Problem: Look through the records below and collect all lines that hold the string "cosmic".

━━━━━━━━━━

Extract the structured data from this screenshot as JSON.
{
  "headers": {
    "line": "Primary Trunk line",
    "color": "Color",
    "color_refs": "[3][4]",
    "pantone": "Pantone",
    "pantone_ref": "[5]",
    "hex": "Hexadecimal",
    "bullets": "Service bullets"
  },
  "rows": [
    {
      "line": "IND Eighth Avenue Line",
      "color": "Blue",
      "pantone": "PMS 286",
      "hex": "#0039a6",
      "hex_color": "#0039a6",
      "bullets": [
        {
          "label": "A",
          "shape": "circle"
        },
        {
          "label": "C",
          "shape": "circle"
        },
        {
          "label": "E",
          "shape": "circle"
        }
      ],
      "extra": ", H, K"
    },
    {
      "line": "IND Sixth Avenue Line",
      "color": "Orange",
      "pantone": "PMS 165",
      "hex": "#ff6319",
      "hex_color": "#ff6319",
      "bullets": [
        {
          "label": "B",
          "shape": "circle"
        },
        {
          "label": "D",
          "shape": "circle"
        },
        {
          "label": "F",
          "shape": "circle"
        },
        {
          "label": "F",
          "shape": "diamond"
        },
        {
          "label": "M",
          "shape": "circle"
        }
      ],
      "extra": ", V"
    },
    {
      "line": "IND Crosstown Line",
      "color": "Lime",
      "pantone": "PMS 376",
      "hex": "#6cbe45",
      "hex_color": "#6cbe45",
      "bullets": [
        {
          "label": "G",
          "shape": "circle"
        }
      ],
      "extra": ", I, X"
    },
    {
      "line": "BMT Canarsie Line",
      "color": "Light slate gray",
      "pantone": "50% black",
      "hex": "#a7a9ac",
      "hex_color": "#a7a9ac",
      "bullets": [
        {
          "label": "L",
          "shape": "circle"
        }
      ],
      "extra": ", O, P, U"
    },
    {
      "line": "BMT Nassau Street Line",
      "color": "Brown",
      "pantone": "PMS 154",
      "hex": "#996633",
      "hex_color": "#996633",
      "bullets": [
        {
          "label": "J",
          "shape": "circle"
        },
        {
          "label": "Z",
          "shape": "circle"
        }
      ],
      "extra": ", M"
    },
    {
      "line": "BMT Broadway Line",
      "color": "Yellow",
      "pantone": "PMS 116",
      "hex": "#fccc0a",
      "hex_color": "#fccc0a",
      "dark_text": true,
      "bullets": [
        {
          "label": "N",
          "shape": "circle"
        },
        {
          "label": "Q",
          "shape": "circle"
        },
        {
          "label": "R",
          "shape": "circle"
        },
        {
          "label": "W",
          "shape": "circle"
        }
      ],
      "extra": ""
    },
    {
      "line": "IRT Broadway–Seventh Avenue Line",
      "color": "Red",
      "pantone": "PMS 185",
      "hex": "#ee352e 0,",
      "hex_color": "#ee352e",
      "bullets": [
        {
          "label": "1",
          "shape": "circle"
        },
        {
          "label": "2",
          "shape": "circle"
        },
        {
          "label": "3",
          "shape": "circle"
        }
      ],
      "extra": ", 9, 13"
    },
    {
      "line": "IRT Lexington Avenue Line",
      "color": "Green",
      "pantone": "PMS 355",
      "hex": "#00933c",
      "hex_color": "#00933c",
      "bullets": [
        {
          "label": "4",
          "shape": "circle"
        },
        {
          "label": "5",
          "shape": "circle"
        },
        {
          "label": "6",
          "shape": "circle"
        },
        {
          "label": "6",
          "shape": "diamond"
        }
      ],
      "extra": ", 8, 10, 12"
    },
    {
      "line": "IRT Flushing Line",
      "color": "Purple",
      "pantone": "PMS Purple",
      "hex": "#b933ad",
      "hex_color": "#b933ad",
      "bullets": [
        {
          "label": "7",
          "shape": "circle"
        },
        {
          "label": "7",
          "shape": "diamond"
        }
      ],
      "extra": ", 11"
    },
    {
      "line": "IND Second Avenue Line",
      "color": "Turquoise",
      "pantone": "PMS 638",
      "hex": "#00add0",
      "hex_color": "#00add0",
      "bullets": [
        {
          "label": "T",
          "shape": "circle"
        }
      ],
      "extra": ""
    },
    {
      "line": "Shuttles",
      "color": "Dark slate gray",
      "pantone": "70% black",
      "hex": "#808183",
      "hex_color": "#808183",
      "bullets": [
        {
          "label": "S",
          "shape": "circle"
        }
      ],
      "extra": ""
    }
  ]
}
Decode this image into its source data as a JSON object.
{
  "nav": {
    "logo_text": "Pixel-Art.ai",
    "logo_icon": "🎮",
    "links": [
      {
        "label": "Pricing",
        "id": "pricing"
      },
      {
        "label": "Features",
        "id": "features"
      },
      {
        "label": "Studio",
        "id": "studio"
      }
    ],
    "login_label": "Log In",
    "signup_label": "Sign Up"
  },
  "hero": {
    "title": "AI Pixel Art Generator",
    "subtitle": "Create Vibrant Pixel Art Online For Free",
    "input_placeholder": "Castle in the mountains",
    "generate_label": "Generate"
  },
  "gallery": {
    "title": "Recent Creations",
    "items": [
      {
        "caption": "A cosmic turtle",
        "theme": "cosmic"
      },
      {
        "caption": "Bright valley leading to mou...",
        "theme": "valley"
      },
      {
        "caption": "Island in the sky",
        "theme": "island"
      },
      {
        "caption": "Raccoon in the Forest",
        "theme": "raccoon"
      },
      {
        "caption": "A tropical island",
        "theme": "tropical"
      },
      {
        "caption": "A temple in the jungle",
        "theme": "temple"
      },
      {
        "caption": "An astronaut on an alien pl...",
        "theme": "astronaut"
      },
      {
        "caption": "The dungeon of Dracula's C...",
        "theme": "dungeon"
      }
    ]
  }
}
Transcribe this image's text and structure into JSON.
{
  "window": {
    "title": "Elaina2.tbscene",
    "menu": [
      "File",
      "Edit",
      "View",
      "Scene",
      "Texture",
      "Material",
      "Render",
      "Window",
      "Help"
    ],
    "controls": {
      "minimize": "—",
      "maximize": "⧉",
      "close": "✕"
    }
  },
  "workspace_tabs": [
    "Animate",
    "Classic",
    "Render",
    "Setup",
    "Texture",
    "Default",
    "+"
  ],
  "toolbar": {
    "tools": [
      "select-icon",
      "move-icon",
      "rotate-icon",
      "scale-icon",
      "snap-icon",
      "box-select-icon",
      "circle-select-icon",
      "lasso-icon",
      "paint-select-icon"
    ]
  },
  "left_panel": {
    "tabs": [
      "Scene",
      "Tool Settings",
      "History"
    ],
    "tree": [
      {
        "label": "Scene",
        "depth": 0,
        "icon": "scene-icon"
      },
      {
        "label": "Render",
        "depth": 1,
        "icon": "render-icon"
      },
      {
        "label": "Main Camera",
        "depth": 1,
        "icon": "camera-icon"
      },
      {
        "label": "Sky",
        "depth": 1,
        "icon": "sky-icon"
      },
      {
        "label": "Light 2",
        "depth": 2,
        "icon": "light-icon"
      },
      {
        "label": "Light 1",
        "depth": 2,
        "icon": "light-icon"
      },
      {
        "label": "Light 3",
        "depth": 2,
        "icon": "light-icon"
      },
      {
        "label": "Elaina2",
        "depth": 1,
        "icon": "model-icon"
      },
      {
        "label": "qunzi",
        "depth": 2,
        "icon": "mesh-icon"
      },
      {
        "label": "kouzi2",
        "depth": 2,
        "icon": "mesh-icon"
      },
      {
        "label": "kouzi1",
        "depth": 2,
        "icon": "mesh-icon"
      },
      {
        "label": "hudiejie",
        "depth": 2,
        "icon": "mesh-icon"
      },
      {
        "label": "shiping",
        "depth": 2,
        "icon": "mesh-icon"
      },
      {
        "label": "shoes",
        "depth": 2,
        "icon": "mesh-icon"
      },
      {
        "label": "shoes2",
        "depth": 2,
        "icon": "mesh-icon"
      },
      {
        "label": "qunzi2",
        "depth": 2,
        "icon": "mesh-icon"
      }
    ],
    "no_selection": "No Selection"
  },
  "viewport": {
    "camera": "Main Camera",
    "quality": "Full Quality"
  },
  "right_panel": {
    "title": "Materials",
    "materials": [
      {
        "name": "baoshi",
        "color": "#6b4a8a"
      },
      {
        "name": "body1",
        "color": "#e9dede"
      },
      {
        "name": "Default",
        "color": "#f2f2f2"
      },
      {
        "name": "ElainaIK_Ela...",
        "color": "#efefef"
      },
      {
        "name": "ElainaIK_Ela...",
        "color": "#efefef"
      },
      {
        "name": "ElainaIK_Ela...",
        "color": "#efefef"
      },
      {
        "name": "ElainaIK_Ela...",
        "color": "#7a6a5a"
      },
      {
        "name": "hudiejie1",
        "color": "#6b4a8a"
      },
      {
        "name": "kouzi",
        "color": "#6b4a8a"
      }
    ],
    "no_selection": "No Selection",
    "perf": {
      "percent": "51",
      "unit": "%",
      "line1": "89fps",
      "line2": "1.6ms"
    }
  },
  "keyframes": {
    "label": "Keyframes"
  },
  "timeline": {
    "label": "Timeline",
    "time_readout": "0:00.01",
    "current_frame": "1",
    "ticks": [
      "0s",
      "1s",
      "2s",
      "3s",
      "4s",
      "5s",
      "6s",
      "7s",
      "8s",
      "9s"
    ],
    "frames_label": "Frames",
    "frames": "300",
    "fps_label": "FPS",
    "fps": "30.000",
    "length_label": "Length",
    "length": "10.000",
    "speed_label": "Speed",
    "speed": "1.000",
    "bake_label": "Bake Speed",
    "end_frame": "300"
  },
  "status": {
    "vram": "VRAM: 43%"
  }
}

━━━━━━━━━━

Task answer:
        "caption": "A cosmic turtle",
        "theme": "cosmic"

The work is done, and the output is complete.